▶ **DATA FOR THIS TASK**:
┄┄┄┄┄┄┄┄┄┄┄┄┄┄┄┄┄┄┄┄

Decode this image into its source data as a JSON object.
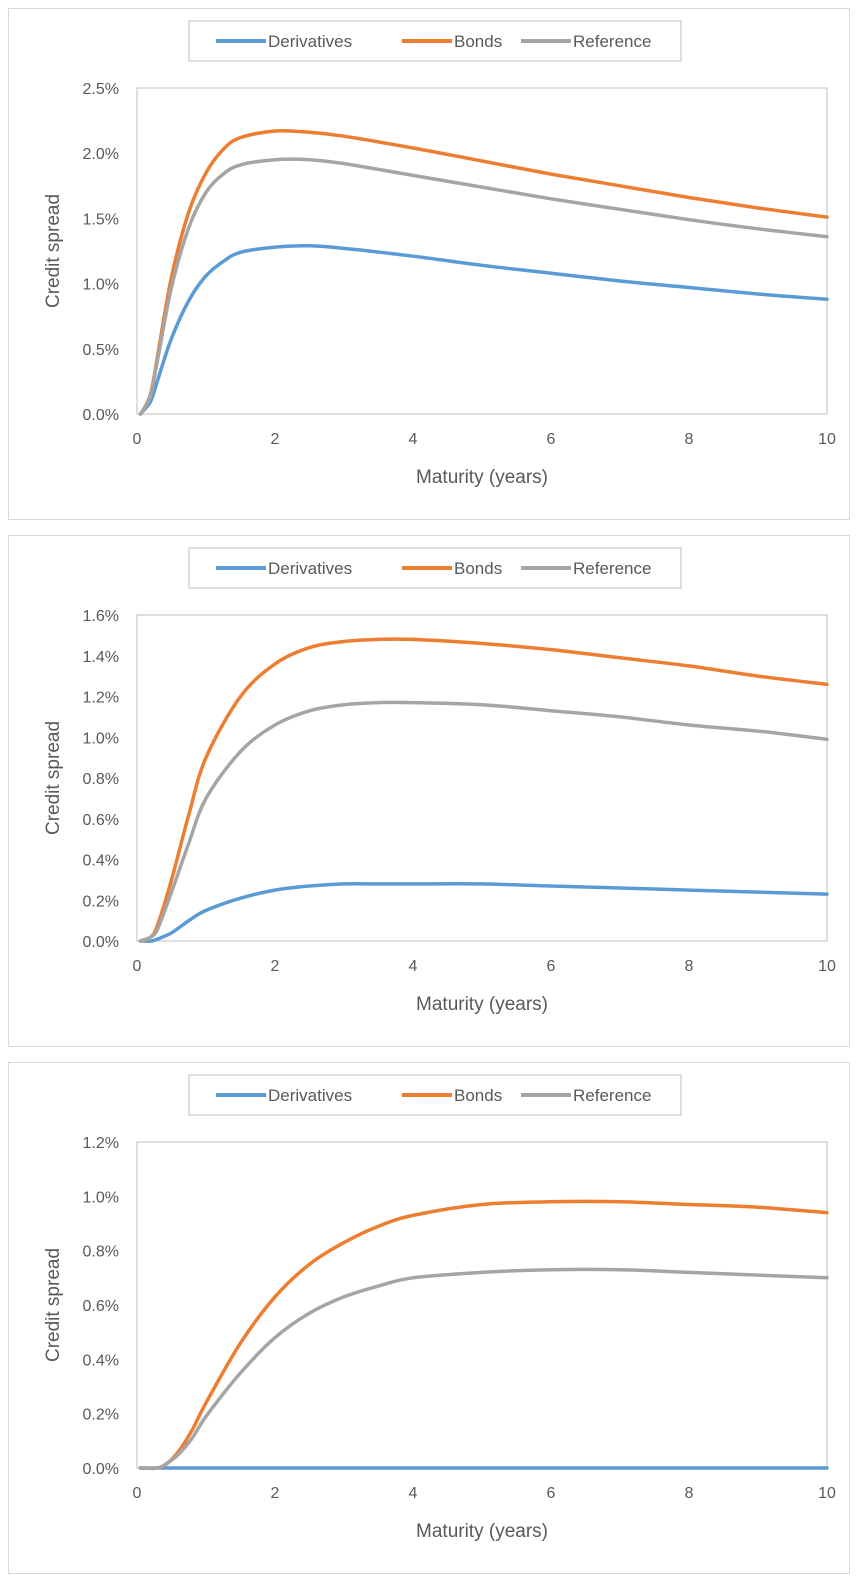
{
  "colors": {
    "Derivatives": "#5b9bd5",
    "Bonds": "#ed7d31",
    "Reference": "#a5a5a5",
    "axis": "#bfbfbf",
    "text": "#595959"
  },
  "chart_data": [
    {
      "type": "line",
      "title": "",
      "xlabel": "Maturity (years)",
      "ylabel": "Credit spread",
      "xlim": [
        0,
        10
      ],
      "ylim": [
        0,
        0.025
      ],
      "x_ticks": [
        0,
        2,
        4,
        6,
        8,
        10
      ],
      "y_ticks": [
        0,
        0.005,
        0.01,
        0.015,
        0.02,
        0.025
      ],
      "y_tick_labels": [
        "0.0%",
        "0.5%",
        "1.0%",
        "1.5%",
        "2.0%",
        "2.5%"
      ],
      "legend": "top",
      "grid": false,
      "x": [
        0.05,
        0.1,
        0.2,
        0.3,
        0.5,
        0.75,
        1,
        1.25,
        1.5,
        2,
        2.5,
        3,
        4,
        5,
        6,
        7,
        8,
        9,
        10
      ],
      "series": [
        {
          "name": "Derivatives",
          "values": [
            0.0,
            0.0003,
            0.001,
            0.0026,
            0.0058,
            0.0087,
            0.0106,
            0.0117,
            0.0124,
            0.0128,
            0.0129,
            0.0127,
            0.0121,
            0.0114,
            0.0108,
            0.0102,
            0.0097,
            0.0092,
            0.0088
          ]
        },
        {
          "name": "Bonds",
          "values": [
            0.0,
            0.0004,
            0.0016,
            0.0045,
            0.0105,
            0.0155,
            0.0185,
            0.0203,
            0.0212,
            0.0217,
            0.0216,
            0.0213,
            0.0204,
            0.0194,
            0.0184,
            0.0175,
            0.0166,
            0.0158,
            0.0151
          ]
        },
        {
          "name": "Reference",
          "values": [
            0.0,
            0.0004,
            0.0015,
            0.0042,
            0.0097,
            0.0143,
            0.017,
            0.0184,
            0.0191,
            0.0195,
            0.0195,
            0.0192,
            0.0183,
            0.0174,
            0.0165,
            0.0157,
            0.0149,
            0.0142,
            0.0136
          ]
        }
      ]
    },
    {
      "type": "line",
      "title": "",
      "xlabel": "Maturity (years)",
      "ylabel": "Credit spread",
      "xlim": [
        0,
        10
      ],
      "ylim": [
        0,
        0.016
      ],
      "x_ticks": [
        0,
        2,
        4,
        6,
        8,
        10
      ],
      "y_ticks": [
        0,
        0.002,
        0.004,
        0.006,
        0.008,
        0.01,
        0.012,
        0.014,
        0.016
      ],
      "y_tick_labels": [
        "0.0%",
        "0.2%",
        "0.4%",
        "0.6%",
        "0.8%",
        "1.0%",
        "1.2%",
        "1.4%",
        "1.6%"
      ],
      "legend": "top",
      "grid": false,
      "x": [
        0.05,
        0.2,
        0.3,
        0.5,
        0.75,
        1,
        1.5,
        2,
        2.5,
        3,
        3.5,
        4,
        5,
        6,
        7,
        8,
        9,
        10
      ],
      "series": [
        {
          "name": "Derivatives",
          "values": [
            0.0,
            0.0,
            0.0001,
            0.0004,
            0.001,
            0.0015,
            0.0021,
            0.0025,
            0.0027,
            0.0028,
            0.0028,
            0.0028,
            0.0028,
            0.0027,
            0.0026,
            0.0025,
            0.0024,
            0.0023
          ]
        },
        {
          "name": "Bonds",
          "values": [
            0.0,
            0.0002,
            0.0008,
            0.003,
            0.0062,
            0.009,
            0.012,
            0.0136,
            0.0144,
            0.0147,
            0.0148,
            0.0148,
            0.0146,
            0.0143,
            0.0139,
            0.0135,
            0.013,
            0.0126
          ]
        },
        {
          "name": "Reference",
          "values": [
            0.0,
            0.0002,
            0.0006,
            0.0024,
            0.0048,
            0.007,
            0.0093,
            0.0106,
            0.0113,
            0.0116,
            0.0117,
            0.0117,
            0.0116,
            0.0113,
            0.011,
            0.0106,
            0.0103,
            0.0099
          ]
        }
      ]
    },
    {
      "type": "line",
      "title": "",
      "xlabel": "Maturity (years)",
      "ylabel": "Credit spread",
      "xlim": [
        0,
        10
      ],
      "ylim": [
        0,
        0.012
      ],
      "x_ticks": [
        0,
        2,
        4,
        6,
        8,
        10
      ],
      "y_ticks": [
        0,
        0.002,
        0.004,
        0.006,
        0.008,
        0.01,
        0.012
      ],
      "y_tick_labels": [
        "0.0%",
        "0.2%",
        "0.4%",
        "0.6%",
        "0.8%",
        "1.0%",
        "1.2%"
      ],
      "legend": "top",
      "grid": false,
      "x": [
        0.05,
        0.3,
        0.45,
        0.6,
        0.8,
        1,
        1.5,
        2,
        2.5,
        3,
        3.5,
        4,
        5,
        6,
        7,
        8,
        9,
        10
      ],
      "series": [
        {
          "name": "Derivatives",
          "values": [
            0,
            0,
            0,
            0,
            0,
            0,
            0,
            0,
            0,
            0,
            0,
            0,
            0,
            0,
            0,
            0,
            0,
            0
          ]
        },
        {
          "name": "Bonds",
          "values": [
            0.0,
            0.0,
            0.0002,
            0.0006,
            0.0014,
            0.0024,
            0.0046,
            0.0063,
            0.0075,
            0.0083,
            0.0089,
            0.0093,
            0.0097,
            0.0098,
            0.0098,
            0.0097,
            0.0096,
            0.0094
          ]
        },
        {
          "name": "Reference",
          "values": [
            0.0,
            0.0,
            0.0002,
            0.0005,
            0.0011,
            0.0019,
            0.0035,
            0.0048,
            0.0057,
            0.0063,
            0.0067,
            0.007,
            0.0072,
            0.0073,
            0.0073,
            0.0072,
            0.0071,
            0.007
          ]
        }
      ]
    }
  ]
}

┄┄┄┄┄┄┄┄┄┄┄┄┄┄┄┄┄┄┄┄

▶ **AIM**:
Can you retype every record above exactly, leaving out the pictures?

▶ **FULL RESPONSE**:
Decode this image into its source data as a JSON object.
{
  "colors": {
    "Derivatives": "#5b9bd5",
    "Bonds": "#ed7d31",
    "Reference": "#a5a5a5",
    "axis": "#bfbfbf",
    "text": "#595959"
  },
  "chart_data": [
    {
      "type": "line",
      "title": "",
      "xlabel": "Maturity (years)",
      "ylabel": "Credit spread",
      "xlim": [
        0,
        10
      ],
      "ylim": [
        0,
        0.025
      ],
      "x_ticks": [
        0,
        2,
        4,
        6,
        8,
        10
      ],
      "y_ticks": [
        0,
        0.005,
        0.01,
        0.015,
        0.02,
        0.025
      ],
      "y_tick_labels": [
        "0.0%",
        "0.5%",
        "1.0%",
        "1.5%",
        "2.0%",
        "2.5%"
      ],
      "legend": "top",
      "grid": false,
      "x": [
        0.05,
        0.1,
        0.2,
        0.3,
        0.5,
        0.75,
        1,
        1.25,
        1.5,
        2,
        2.5,
        3,
        4,
        5,
        6,
        7,
        8,
        9,
        10
      ],
      "series": [
        {
          "name": "Derivatives",
          "values": [
            0.0,
            0.0003,
            0.001,
            0.0026,
            0.0058,
            0.0087,
            0.0106,
            0.0117,
            0.0124,
            0.0128,
            0.0129,
            0.0127,
            0.0121,
            0.0114,
            0.0108,
            0.0102,
            0.0097,
            0.0092,
            0.0088
          ]
        },
        {
          "name": "Bonds",
          "values": [
            0.0,
            0.0004,
            0.0016,
            0.0045,
            0.0105,
            0.0155,
            0.0185,
            0.0203,
            0.0212,
            0.0217,
            0.0216,
            0.0213,
            0.0204,
            0.0194,
            0.0184,
            0.0175,
            0.0166,
            0.0158,
            0.0151
          ]
        },
        {
          "name": "Reference",
          "values": [
            0.0,
            0.0004,
            0.0015,
            0.0042,
            0.0097,
            0.0143,
            0.017,
            0.0184,
            0.0191,
            0.0195,
            0.0195,
            0.0192,
            0.0183,
            0.0174,
            0.0165,
            0.0157,
            0.0149,
            0.0142,
            0.0136
          ]
        }
      ]
    },
    {
      "type": "line",
      "title": "",
      "xlabel": "Maturity (years)",
      "ylabel": "Credit spread",
      "xlim": [
        0,
        10
      ],
      "ylim": [
        0,
        0.016
      ],
      "x_ticks": [
        0,
        2,
        4,
        6,
        8,
        10
      ],
      "y_ticks": [
        0,
        0.002,
        0.004,
        0.006,
        0.008,
        0.01,
        0.012,
        0.014,
        0.016
      ],
      "y_tick_labels": [
        "0.0%",
        "0.2%",
        "0.4%",
        "0.6%",
        "0.8%",
        "1.0%",
        "1.2%",
        "1.4%",
        "1.6%"
      ],
      "legend": "top",
      "grid": false,
      "x": [
        0.05,
        0.2,
        0.3,
        0.5,
        0.75,
        1,
        1.5,
        2,
        2.5,
        3,
        3.5,
        4,
        5,
        6,
        7,
        8,
        9,
        10
      ],
      "series": [
        {
          "name": "Derivatives",
          "values": [
            0.0,
            0.0,
            0.0001,
            0.0004,
            0.001,
            0.0015,
            0.0021,
            0.0025,
            0.0027,
            0.0028,
            0.0028,
            0.0028,
            0.0028,
            0.0027,
            0.0026,
            0.0025,
            0.0024,
            0.0023
          ]
        },
        {
          "name": "Bonds",
          "values": [
            0.0,
            0.0002,
            0.0008,
            0.003,
            0.0062,
            0.009,
            0.012,
            0.0136,
            0.0144,
            0.0147,
            0.0148,
            0.0148,
            0.0146,
            0.0143,
            0.0139,
            0.0135,
            0.013,
            0.0126
          ]
        },
        {
          "name": "Reference",
          "values": [
            0.0,
            0.0002,
            0.0006,
            0.0024,
            0.0048,
            0.007,
            0.0093,
            0.0106,
            0.0113,
            0.0116,
            0.0117,
            0.0117,
            0.0116,
            0.0113,
            0.011,
            0.0106,
            0.0103,
            0.0099
          ]
        }
      ]
    },
    {
      "type": "line",
      "title": "",
      "xlabel": "Maturity (years)",
      "ylabel": "Credit spread",
      "xlim": [
        0,
        10
      ],
      "ylim": [
        0,
        0.012
      ],
      "x_ticks": [
        0,
        2,
        4,
        6,
        8,
        10
      ],
      "y_ticks": [
        0,
        0.002,
        0.004,
        0.006,
        0.008,
        0.01,
        0.012
      ],
      "y_tick_labels": [
        "0.0%",
        "0.2%",
        "0.4%",
        "0.6%",
        "0.8%",
        "1.0%",
        "1.2%"
      ],
      "legend": "top",
      "grid": false,
      "x": [
        0.05,
        0.3,
        0.45,
        0.6,
        0.8,
        1,
        1.5,
        2,
        2.5,
        3,
        3.5,
        4,
        5,
        6,
        7,
        8,
        9,
        10
      ],
      "series": [
        {
          "name": "Derivatives",
          "values": [
            0,
            0,
            0,
            0,
            0,
            0,
            0,
            0,
            0,
            0,
            0,
            0,
            0,
            0,
            0,
            0,
            0,
            0
          ]
        },
        {
          "name": "Bonds",
          "values": [
            0.0,
            0.0,
            0.0002,
            0.0006,
            0.0014,
            0.0024,
            0.0046,
            0.0063,
            0.0075,
            0.0083,
            0.0089,
            0.0093,
            0.0097,
            0.0098,
            0.0098,
            0.0097,
            0.0096,
            0.0094
          ]
        },
        {
          "name": "Reference",
          "values": [
            0.0,
            0.0,
            0.0002,
            0.0005,
            0.0011,
            0.0019,
            0.0035,
            0.0048,
            0.0057,
            0.0063,
            0.0067,
            0.007,
            0.0072,
            0.0073,
            0.0073,
            0.0072,
            0.0071,
            0.007
          ]
        }
      ]
    }
  ]
}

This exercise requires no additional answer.